◆ **Work to complete**
Reproduce every record below exactly as it appears.

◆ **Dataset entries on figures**

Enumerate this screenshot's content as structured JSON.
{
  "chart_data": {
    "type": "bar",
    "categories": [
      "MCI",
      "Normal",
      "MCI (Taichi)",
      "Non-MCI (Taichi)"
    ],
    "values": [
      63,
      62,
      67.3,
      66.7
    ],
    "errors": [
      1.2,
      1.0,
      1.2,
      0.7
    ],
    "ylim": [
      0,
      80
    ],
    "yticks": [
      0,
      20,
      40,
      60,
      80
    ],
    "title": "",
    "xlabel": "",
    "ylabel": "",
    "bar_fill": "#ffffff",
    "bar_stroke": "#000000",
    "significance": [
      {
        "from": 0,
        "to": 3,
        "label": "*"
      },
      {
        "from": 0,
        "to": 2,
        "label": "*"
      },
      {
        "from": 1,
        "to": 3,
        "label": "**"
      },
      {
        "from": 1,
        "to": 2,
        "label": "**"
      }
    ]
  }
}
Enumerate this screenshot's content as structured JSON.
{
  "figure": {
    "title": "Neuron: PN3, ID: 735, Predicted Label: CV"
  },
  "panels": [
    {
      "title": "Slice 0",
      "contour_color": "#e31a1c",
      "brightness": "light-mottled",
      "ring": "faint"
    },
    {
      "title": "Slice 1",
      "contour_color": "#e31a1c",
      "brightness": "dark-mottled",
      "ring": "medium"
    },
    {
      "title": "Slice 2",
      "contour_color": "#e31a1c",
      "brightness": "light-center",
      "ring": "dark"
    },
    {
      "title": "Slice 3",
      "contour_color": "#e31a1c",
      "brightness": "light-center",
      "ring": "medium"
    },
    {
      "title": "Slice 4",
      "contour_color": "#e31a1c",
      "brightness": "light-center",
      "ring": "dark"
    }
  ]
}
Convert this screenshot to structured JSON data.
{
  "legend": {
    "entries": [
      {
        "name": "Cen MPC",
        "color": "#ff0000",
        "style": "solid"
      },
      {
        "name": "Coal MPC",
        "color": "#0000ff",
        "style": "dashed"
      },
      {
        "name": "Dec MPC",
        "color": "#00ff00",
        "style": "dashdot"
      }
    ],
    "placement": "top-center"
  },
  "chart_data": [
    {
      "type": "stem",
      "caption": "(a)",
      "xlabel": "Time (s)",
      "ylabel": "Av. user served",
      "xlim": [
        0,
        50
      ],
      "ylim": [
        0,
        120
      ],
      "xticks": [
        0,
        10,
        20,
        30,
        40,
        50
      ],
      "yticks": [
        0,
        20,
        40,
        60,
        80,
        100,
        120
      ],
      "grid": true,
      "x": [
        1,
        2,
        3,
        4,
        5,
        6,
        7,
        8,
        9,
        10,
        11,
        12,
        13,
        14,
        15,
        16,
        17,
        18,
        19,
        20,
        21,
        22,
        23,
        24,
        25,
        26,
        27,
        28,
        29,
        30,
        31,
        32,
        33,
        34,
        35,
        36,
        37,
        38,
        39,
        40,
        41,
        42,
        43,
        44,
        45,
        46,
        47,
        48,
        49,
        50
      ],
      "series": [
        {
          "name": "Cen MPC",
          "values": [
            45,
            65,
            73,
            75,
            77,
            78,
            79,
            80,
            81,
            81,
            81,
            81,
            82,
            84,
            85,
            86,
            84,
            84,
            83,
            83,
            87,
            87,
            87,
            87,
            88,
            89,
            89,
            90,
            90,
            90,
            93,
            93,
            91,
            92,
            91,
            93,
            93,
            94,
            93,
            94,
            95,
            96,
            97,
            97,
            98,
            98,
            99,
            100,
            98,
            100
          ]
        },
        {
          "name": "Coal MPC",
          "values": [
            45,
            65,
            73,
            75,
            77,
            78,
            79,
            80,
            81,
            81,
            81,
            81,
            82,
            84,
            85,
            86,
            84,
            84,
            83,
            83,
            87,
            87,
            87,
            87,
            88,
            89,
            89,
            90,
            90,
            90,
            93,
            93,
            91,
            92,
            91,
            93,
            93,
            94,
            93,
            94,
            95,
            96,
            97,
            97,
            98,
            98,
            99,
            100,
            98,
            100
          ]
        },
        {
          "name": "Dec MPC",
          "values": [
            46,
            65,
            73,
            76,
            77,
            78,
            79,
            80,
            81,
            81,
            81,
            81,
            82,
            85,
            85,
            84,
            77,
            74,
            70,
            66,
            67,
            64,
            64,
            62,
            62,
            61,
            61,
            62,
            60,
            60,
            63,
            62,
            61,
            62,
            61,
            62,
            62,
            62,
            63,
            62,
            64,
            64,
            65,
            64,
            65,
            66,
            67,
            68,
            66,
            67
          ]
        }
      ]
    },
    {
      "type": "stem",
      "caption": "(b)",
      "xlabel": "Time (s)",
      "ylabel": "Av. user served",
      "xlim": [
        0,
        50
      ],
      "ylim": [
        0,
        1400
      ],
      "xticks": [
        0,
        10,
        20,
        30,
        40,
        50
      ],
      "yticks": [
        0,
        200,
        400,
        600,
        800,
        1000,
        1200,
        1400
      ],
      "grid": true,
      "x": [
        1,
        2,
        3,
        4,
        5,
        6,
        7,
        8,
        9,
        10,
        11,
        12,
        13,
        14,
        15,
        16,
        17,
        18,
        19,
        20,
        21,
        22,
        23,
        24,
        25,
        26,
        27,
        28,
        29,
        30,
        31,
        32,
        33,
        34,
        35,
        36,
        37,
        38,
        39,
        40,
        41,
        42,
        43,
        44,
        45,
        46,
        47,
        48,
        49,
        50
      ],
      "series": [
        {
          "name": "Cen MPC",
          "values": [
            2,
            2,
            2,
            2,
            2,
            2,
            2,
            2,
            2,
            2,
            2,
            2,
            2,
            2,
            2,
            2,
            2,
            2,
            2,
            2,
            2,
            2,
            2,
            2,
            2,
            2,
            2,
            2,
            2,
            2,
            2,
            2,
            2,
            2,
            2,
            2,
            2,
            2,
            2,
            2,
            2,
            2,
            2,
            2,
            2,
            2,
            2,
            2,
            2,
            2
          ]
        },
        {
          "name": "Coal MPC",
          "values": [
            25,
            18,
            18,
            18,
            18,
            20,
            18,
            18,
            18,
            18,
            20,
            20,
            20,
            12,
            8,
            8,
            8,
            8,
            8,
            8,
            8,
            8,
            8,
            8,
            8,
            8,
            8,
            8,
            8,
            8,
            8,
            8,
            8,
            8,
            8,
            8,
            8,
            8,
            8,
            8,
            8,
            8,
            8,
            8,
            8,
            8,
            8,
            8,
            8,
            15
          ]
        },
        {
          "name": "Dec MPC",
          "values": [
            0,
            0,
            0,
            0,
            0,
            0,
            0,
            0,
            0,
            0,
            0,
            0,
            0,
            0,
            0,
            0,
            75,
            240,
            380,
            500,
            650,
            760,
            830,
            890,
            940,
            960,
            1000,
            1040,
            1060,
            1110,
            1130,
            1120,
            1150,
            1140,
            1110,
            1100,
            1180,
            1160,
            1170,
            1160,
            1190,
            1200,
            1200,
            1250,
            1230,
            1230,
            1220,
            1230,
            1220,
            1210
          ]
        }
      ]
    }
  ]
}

◆ **Full solution**
Enumerate this screenshot's content as structured JSON.
{
  "chart_data": {
    "type": "bar",
    "categories": [
      "MCI",
      "Normal",
      "MCI (Taichi)",
      "Non-MCI (Taichi)"
    ],
    "values": [
      63,
      62,
      67.3,
      66.7
    ],
    "errors": [
      1.2,
      1.0,
      1.2,
      0.7
    ],
    "ylim": [
      0,
      80
    ],
    "yticks": [
      0,
      20,
      40,
      60,
      80
    ],
    "title": "",
    "xlabel": "",
    "ylabel": "",
    "bar_fill": "#ffffff",
    "bar_stroke": "#000000",
    "significance": [
      {
        "from": 0,
        "to": 3,
        "label": "*"
      },
      {
        "from": 0,
        "to": 2,
        "label": "*"
      },
      {
        "from": 1,
        "to": 3,
        "label": "**"
      },
      {
        "from": 1,
        "to": 2,
        "label": "**"
      }
    ]
  }
}
Enumerate this screenshot's content as structured JSON.
{
  "figure": {
    "title": "Neuron: PN3, ID: 735, Predicted Label: CV"
  },
  "panels": [
    {
      "title": "Slice 0",
      "contour_color": "#e31a1c",
      "brightness": "light-mottled",
      "ring": "faint"
    },
    {
      "title": "Slice 1",
      "contour_color": "#e31a1c",
      "brightness": "dark-mottled",
      "ring": "medium"
    },
    {
      "title": "Slice 2",
      "contour_color": "#e31a1c",
      "brightness": "light-center",
      "ring": "dark"
    },
    {
      "title": "Slice 3",
      "contour_color": "#e31a1c",
      "brightness": "light-center",
      "ring": "medium"
    },
    {
      "title": "Slice 4",
      "contour_color": "#e31a1c",
      "brightness": "light-center",
      "ring": "dark"
    }
  ]
}
Convert this screenshot to structured JSON data.
{
  "legend": {
    "entries": [
      {
        "name": "Cen MPC",
        "color": "#ff0000",
        "style": "solid"
      },
      {
        "name": "Coal MPC",
        "color": "#0000ff",
        "style": "dashed"
      },
      {
        "name": "Dec MPC",
        "color": "#00ff00",
        "style": "dashdot"
      }
    ],
    "placement": "top-center"
  },
  "chart_data": [
    {
      "type": "stem",
      "caption": "(a)",
      "xlabel": "Time (s)",
      "ylabel": "Av. user served",
      "xlim": [
        0,
        50
      ],
      "ylim": [
        0,
        120
      ],
      "xticks": [
        0,
        10,
        20,
        30,
        40,
        50
      ],
      "yticks": [
        0,
        20,
        40,
        60,
        80,
        100,
        120
      ],
      "grid": true,
      "x": [
        1,
        2,
        3,
        4,
        5,
        6,
        7,
        8,
        9,
        10,
        11,
        12,
        13,
        14,
        15,
        16,
        17,
        18,
        19,
        20,
        21,
        22,
        23,
        24,
        25,
        26,
        27,
        28,
        29,
        30,
        31,
        32,
        33,
        34,
        35,
        36,
        37,
        38,
        39,
        40,
        41,
        42,
        43,
        44,
        45,
        46,
        47,
        48,
        49,
        50
      ],
      "series": [
        {
          "name": "Cen MPC",
          "values": [
            45,
            65,
            73,
            75,
            77,
            78,
            79,
            80,
            81,
            81,
            81,
            81,
            82,
            84,
            85,
            86,
            84,
            84,
            83,
            83,
            87,
            87,
            87,
            87,
            88,
            89,
            89,
            90,
            90,
            90,
            93,
            93,
            91,
            92,
            91,
            93,
            93,
            94,
            93,
            94,
            95,
            96,
            97,
            97,
            98,
            98,
            99,
            100,
            98,
            100
          ]
        },
        {
          "name": "Coal MPC",
          "values": [
            45,
            65,
            73,
            75,
            77,
            78,
            79,
            80,
            81,
            81,
            81,
            81,
            82,
            84,
            85,
            86,
            84,
            84,
            83,
            83,
            87,
            87,
            87,
            87,
            88,
            89,
            89,
            90,
            90,
            90,
            93,
            93,
            91,
            92,
            91,
            93,
            93,
            94,
            93,
            94,
            95,
            96,
            97,
            97,
            98,
            98,
            99,
            100,
            98,
            100
          ]
        },
        {
          "name": "Dec MPC",
          "values": [
            46,
            65,
            73,
            76,
            77,
            78,
            79,
            80,
            81,
            81,
            81,
            81,
            82,
            85,
            85,
            84,
            77,
            74,
            70,
            66,
            67,
            64,
            64,
            62,
            62,
            61,
            61,
            62,
            60,
            60,
            63,
            62,
            61,
            62,
            61,
            62,
            62,
            62,
            63,
            62,
            64,
            64,
            65,
            64,
            65,
            66,
            67,
            68,
            66,
            67
          ]
        }
      ]
    },
    {
      "type": "stem",
      "caption": "(b)",
      "xlabel": "Time (s)",
      "ylabel": "Av. user served",
      "xlim": [
        0,
        50
      ],
      "ylim": [
        0,
        1400
      ],
      "xticks": [
        0,
        10,
        20,
        30,
        40,
        50
      ],
      "yticks": [
        0,
        200,
        400,
        600,
        800,
        1000,
        1200,
        1400
      ],
      "grid": true,
      "x": [
        1,
        2,
        3,
        4,
        5,
        6,
        7,
        8,
        9,
        10,
        11,
        12,
        13,
        14,
        15,
        16,
        17,
        18,
        19,
        20,
        21,
        22,
        23,
        24,
        25,
        26,
        27,
        28,
        29,
        30,
        31,
        32,
        33,
        34,
        35,
        36,
        37,
        38,
        39,
        40,
        41,
        42,
        43,
        44,
        45,
        46,
        47,
        48,
        49,
        50
      ],
      "series": [
        {
          "name": "Cen MPC",
          "values": [
            2,
            2,
            2,
            2,
            2,
            2,
            2,
            2,
            2,
            2,
            2,
            2,
            2,
            2,
            2,
            2,
            2,
            2,
            2,
            2,
            2,
            2,
            2,
            2,
            2,
            2,
            2,
            2,
            2,
            2,
            2,
            2,
            2,
            2,
            2,
            2,
            2,
            2,
            2,
            2,
            2,
            2,
            2,
            2,
            2,
            2,
            2,
            2,
            2,
            2
          ]
        },
        {
          "name": "Coal MPC",
          "values": [
            25,
            18,
            18,
            18,
            18,
            20,
            18,
            18,
            18,
            18,
            20,
            20,
            20,
            12,
            8,
            8,
            8,
            8,
            8,
            8,
            8,
            8,
            8,
            8,
            8,
            8,
            8,
            8,
            8,
            8,
            8,
            8,
            8,
            8,
            8,
            8,
            8,
            8,
            8,
            8,
            8,
            8,
            8,
            8,
            8,
            8,
            8,
            8,
            8,
            15
          ]
        },
        {
          "name": "Dec MPC",
          "values": [
            0,
            0,
            0,
            0,
            0,
            0,
            0,
            0,
            0,
            0,
            0,
            0,
            0,
            0,
            0,
            0,
            75,
            240,
            380,
            500,
            650,
            760,
            830,
            890,
            940,
            960,
            1000,
            1040,
            1060,
            1110,
            1130,
            1120,
            1150,
            1140,
            1110,
            1100,
            1180,
            1160,
            1170,
            1160,
            1190,
            1200,
            1200,
            1250,
            1230,
            1230,
            1220,
            1230,
            1220,
            1210
          ]
        }
      ]
    }
  ]
}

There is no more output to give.